Dataset rows:
=-=-=

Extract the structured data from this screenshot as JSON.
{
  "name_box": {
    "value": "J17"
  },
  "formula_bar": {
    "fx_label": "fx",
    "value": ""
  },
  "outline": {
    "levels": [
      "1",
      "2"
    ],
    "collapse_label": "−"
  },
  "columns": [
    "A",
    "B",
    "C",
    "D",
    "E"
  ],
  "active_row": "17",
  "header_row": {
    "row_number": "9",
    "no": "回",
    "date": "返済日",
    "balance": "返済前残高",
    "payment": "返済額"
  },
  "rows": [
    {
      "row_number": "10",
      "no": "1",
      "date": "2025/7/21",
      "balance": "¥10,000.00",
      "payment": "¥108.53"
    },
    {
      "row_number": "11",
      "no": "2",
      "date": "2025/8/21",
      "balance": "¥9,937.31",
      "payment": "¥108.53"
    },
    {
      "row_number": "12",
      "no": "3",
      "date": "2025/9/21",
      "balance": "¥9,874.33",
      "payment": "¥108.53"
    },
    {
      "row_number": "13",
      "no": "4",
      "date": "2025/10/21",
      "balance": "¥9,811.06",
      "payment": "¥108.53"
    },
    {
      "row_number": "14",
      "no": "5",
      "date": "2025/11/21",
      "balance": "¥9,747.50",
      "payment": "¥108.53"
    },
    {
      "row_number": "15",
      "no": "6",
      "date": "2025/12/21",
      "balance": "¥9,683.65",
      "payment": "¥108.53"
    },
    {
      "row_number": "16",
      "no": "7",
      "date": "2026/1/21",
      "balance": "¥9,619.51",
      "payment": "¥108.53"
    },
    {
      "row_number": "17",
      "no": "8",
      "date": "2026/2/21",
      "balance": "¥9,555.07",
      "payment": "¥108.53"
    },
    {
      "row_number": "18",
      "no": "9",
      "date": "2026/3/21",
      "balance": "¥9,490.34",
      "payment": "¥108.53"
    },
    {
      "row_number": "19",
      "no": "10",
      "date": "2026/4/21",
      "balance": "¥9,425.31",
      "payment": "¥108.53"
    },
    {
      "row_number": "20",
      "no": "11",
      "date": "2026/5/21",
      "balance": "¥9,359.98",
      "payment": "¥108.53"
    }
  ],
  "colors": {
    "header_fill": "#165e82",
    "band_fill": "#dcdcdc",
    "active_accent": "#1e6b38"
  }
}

=-=-=

YOUR GOAL: Copy each line above that contains the word "balance".

ANSWER BELOW:
    "balance": "返済前残高",
      "balance": "¥10,000.00",
      "balance": "¥9,937.31",
      "balance": "¥9,874.33",
      "balance": "¥9,811.06",
      "balance": "¥9,747.50",
      "balance": "¥9,683.65",
      "balance": "¥9,619.51",
      "balance": "¥9,555.07",
      "balance": "¥9,490.34",
      "balance": "¥9,425.31",
      "balance": "¥9,359.98",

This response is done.